Data records:
↓↓↓

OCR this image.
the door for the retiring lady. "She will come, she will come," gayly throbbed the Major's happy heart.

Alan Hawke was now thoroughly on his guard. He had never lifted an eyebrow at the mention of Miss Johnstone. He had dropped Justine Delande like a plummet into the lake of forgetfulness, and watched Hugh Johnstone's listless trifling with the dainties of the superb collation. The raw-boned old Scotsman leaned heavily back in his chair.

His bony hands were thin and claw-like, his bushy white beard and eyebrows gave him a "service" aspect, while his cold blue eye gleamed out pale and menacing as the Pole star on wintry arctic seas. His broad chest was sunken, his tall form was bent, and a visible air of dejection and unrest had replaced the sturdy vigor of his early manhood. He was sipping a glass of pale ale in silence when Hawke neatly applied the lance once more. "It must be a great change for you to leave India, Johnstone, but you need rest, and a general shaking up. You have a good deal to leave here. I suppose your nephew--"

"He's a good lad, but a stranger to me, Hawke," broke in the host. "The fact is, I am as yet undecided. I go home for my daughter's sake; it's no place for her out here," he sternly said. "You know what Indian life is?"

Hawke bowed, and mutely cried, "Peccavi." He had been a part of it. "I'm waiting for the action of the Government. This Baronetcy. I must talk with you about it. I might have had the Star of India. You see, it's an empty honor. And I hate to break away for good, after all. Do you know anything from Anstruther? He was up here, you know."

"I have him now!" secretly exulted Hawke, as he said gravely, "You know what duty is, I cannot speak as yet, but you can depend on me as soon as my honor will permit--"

↑↑↑

Return all of the above records exactly, leaving no line out.

**Final answer**
OCR this image.
the door for the retiring lady. "She will come, she will come," gayly throbbed the Major's happy heart.

Alan Hawke was now thoroughly on his guard. He had never lifted an eyebrow at the mention of Miss Johnstone. He had dropped Justine Delande like a plummet into the lake of forgetfulness, and watched Hugh Johnstone's listless trifling with the dainties of the superb collation. The raw-boned old Scotsman leaned heavily back in his chair.

His bony hands were thin and claw-like, his bushy white beard and eyebrows gave him a "service" aspect, while his cold blue eye gleamed out pale and menacing as the Pole star on wintry arctic seas. His broad chest was sunken, his tall form was bent, and a visible air of dejection and unrest had replaced the sturdy vigor of his early manhood. He was sipping a glass of pale ale in silence when Hawke neatly applied the lance once more. "It must be a great change for you to leave India, Johnstone, but you need rest, and a general shaking up. You have a good deal to leave here. I suppose your nephew--"

"He's a good lad, but a stranger to me, Hawke," broke in the host. "The fact is, I am as yet undecided. I go home for my daughter's sake; it's no place for her out here," he sternly said. "You know what Indian life is?"

Hawke bowed, and mutely cried, "Peccavi." He had been a part of it. "I'm waiting for the action of the Government. This Baronetcy. I must talk with you about it. I might have had the Star of India. You see, it's an empty honor. And I hate to break away for good, after all. Do you know anything from Anstruther? He was up here, you know."

"I have him now!" secretly exulted Hawke, as he said gravely, "You know what duty is, I cannot speak as yet, but you can depend on me as soon as my honor will permit--"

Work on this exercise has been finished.